> **Material provided**:
>>>

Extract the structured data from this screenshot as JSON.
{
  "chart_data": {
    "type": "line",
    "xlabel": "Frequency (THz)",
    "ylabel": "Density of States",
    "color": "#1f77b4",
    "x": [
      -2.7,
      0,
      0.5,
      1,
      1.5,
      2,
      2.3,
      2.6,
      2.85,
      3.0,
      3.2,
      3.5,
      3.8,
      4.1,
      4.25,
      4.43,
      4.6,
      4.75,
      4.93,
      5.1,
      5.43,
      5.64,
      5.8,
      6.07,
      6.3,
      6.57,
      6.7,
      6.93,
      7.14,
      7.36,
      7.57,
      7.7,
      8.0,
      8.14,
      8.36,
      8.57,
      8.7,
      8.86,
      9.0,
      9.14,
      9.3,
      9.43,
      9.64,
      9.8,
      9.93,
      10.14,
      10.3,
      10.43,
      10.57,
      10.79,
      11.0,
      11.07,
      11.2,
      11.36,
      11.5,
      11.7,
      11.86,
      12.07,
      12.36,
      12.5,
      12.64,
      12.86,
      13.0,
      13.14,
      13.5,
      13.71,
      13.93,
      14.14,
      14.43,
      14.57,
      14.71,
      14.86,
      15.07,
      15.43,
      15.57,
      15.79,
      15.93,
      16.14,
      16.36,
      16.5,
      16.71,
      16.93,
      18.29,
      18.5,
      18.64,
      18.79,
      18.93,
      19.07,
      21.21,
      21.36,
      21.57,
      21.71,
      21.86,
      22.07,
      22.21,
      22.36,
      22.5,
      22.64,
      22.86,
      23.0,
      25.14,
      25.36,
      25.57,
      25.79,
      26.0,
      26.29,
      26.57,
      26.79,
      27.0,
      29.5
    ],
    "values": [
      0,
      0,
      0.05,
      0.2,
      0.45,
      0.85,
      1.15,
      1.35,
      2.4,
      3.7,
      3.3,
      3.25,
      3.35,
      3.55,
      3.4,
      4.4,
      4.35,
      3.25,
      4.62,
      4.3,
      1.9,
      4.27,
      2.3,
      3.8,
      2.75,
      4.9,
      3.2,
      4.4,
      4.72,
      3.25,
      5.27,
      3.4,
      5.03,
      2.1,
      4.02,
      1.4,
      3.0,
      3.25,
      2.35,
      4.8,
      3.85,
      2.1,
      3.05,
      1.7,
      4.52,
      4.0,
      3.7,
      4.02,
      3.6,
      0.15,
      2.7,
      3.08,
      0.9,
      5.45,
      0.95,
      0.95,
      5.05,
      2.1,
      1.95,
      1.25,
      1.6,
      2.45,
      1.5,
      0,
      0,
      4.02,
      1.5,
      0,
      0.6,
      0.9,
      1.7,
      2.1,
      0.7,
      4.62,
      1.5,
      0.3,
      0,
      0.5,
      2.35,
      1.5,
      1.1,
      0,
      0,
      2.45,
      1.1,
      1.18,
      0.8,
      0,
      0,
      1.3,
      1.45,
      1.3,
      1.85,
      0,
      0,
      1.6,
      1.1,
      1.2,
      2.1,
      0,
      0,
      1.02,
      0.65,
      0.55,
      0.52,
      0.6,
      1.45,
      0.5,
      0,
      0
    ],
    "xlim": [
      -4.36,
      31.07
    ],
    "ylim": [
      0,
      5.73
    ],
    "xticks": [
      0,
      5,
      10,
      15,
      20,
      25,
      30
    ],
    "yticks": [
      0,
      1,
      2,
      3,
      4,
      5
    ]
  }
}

<<<

> **Task goal**: Type the whole listing again, unaltered.

> **Exercise response**:
Extract the structured data from this screenshot as JSON.
{
  "chart_data": {
    "type": "line",
    "xlabel": "Frequency (THz)",
    "ylabel": "Density of States",
    "color": "#1f77b4",
    "x": [
      -2.7,
      0,
      0.5,
      1,
      1.5,
      2,
      2.3,
      2.6,
      2.85,
      3.0,
      3.2,
      3.5,
      3.8,
      4.1,
      4.25,
      4.43,
      4.6,
      4.75,
      4.93,
      5.1,
      5.43,
      5.64,
      5.8,
      6.07,
      6.3,
      6.57,
      6.7,
      6.93,
      7.14,
      7.36,
      7.57,
      7.7,
      8.0,
      8.14,
      8.36,
      8.57,
      8.7,
      8.86,
      9.0,
      9.14,
      9.3,
      9.43,
      9.64,
      9.8,
      9.93,
      10.14,
      10.3,
      10.43,
      10.57,
      10.79,
      11.0,
      11.07,
      11.2,
      11.36,
      11.5,
      11.7,
      11.86,
      12.07,
      12.36,
      12.5,
      12.64,
      12.86,
      13.0,
      13.14,
      13.5,
      13.71,
      13.93,
      14.14,
      14.43,
      14.57,
      14.71,
      14.86,
      15.07,
      15.43,
      15.57,
      15.79,
      15.93,
      16.14,
      16.36,
      16.5,
      16.71,
      16.93,
      18.29,
      18.5,
      18.64,
      18.79,
      18.93,
      19.07,
      21.21,
      21.36,
      21.57,
      21.71,
      21.86,
      22.07,
      22.21,
      22.36,
      22.5,
      22.64,
      22.86,
      23.0,
      25.14,
      25.36,
      25.57,
      25.79,
      26.0,
      26.29,
      26.57,
      26.79,
      27.0,
      29.5
    ],
    "values": [
      0,
      0,
      0.05,
      0.2,
      0.45,
      0.85,
      1.15,
      1.35,
      2.4,
      3.7,
      3.3,
      3.25,
      3.35,
      3.55,
      3.4,
      4.4,
      4.35,
      3.25,
      4.62,
      4.3,
      1.9,
      4.27,
      2.3,
      3.8,
      2.75,
      4.9,
      3.2,
      4.4,
      4.72,
      3.25,
      5.27,
      3.4,
      5.03,
      2.1,
      4.02,
      1.4,
      3.0,
      3.25,
      2.35,
      4.8,
      3.85,
      2.1,
      3.05,
      1.7,
      4.52,
      4.0,
      3.7,
      4.02,
      3.6,
      0.15,
      2.7,
      3.08,
      0.9,
      5.45,
      0.95,
      0.95,
      5.05,
      2.1,
      1.95,
      1.25,
      1.6,
      2.45,
      1.5,
      0,
      0,
      4.02,
      1.5,
      0,
      0.6,
      0.9,
      1.7,
      2.1,
      0.7,
      4.62,
      1.5,
      0.3,
      0,
      0.5,
      2.35,
      1.5,
      1.1,
      0,
      0,
      2.45,
      1.1,
      1.18,
      0.8,
      0,
      0,
      1.3,
      1.45,
      1.3,
      1.85,
      0,
      0,
      1.6,
      1.1,
      1.2,
      2.1,
      0,
      0,
      1.02,
      0.65,
      0.55,
      0.52,
      0.6,
      1.45,
      0.5,
      0,
      0
    ],
    "xlim": [
      -4.36,
      31.07
    ],
    "ylim": [
      0,
      5.73
    ],
    "xticks": [
      0,
      5,
      10,
      15,
      20,
      25,
      30
    ],
    "yticks": [
      0,
      1,
      2,
      3,
      4,
      5
    ]
  }
}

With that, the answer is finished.